*EXERCISE AIM:*
Track down the lines that contain "helper" and copy them.

[Stored data]

+ + + + +

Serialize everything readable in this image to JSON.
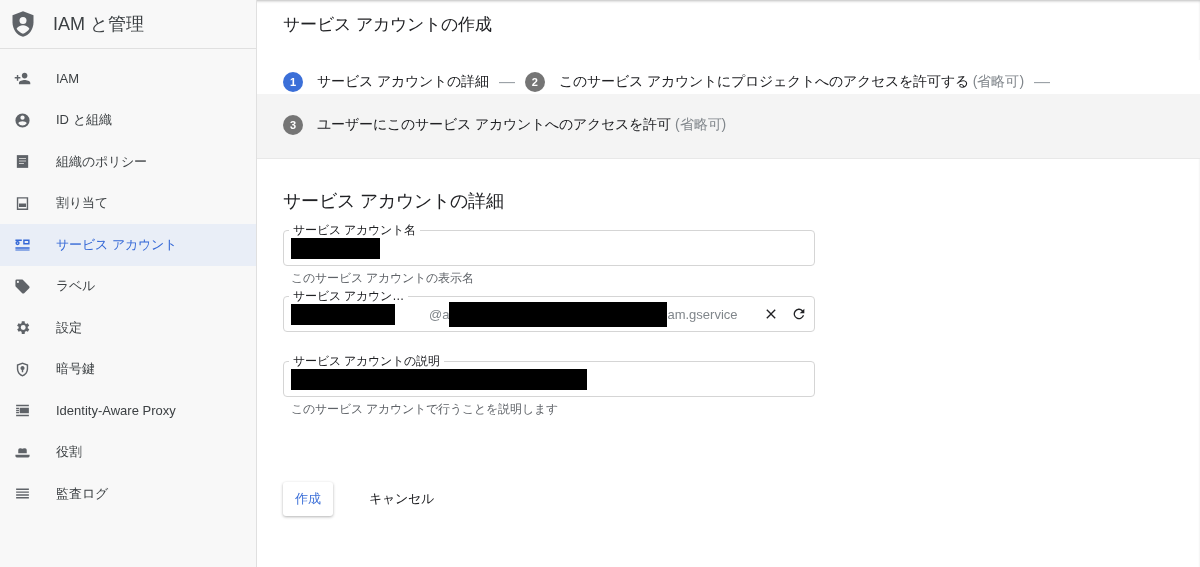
{
  "app": {
    "title": "IAM と管理"
  },
  "sidebar": {
    "items": [
      {
        "label": "IAM",
        "selected": false
      },
      {
        "label": "ID と組織",
        "selected": false
      },
      {
        "label": "組織のポリシー",
        "selected": false
      },
      {
        "label": "割り当て",
        "selected": false
      },
      {
        "label": "サービス アカウント",
        "selected": true
      },
      {
        "label": "ラベル",
        "selected": false
      },
      {
        "label": "設定",
        "selected": false
      },
      {
        "label": "暗号鍵",
        "selected": false
      },
      {
        "label": "Identity-Aware Proxy",
        "selected": false
      },
      {
        "label": "役割",
        "selected": false
      },
      {
        "label": "監査ログ",
        "selected": false
      }
    ]
  },
  "page": {
    "title": "サービス アカウントの作成"
  },
  "stepper": {
    "steps": [
      {
        "number": "1",
        "label": "サービス アカウントの詳細",
        "separator": "—",
        "selected": true
      },
      {
        "number": "2",
        "label": "このサービス アカウントにプロジェクトへのアクセスを許可する",
        "optional": "(省略可)",
        "separator": "—",
        "selected": false
      },
      {
        "number": "3",
        "label": "ユーザーにこのサービス アカウントへのアクセスを許可",
        "optional": "(省略可)",
        "selected": false
      }
    ]
  },
  "form": {
    "heading": "サービス アカウントの詳細",
    "fields": [
      {
        "kind": "text",
        "label": "サービス アカウント名",
        "helper": "このサービス アカウントの表示名"
      },
      {
        "kind": "id",
        "label": "サービス アカウン…",
        "suffix_start": "@a",
        "suffix_end": "am.gservice"
      },
      {
        "kind": "text",
        "label": "サービス アカウントの説明",
        "helper": "このサービス アカウントで行うことを説明します"
      }
    ]
  },
  "buttons": [
    {
      "kind": "primary",
      "label": "作成"
    },
    {
      "kind": "text",
      "label": "キャンセル"
    }
  ]
}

+ + + + +

*SOLUTION TO THE EXERCISE:*
        "helper": "このサービス アカウントの表示名"
        "helper": "このサービス アカウントで行うことを説明します"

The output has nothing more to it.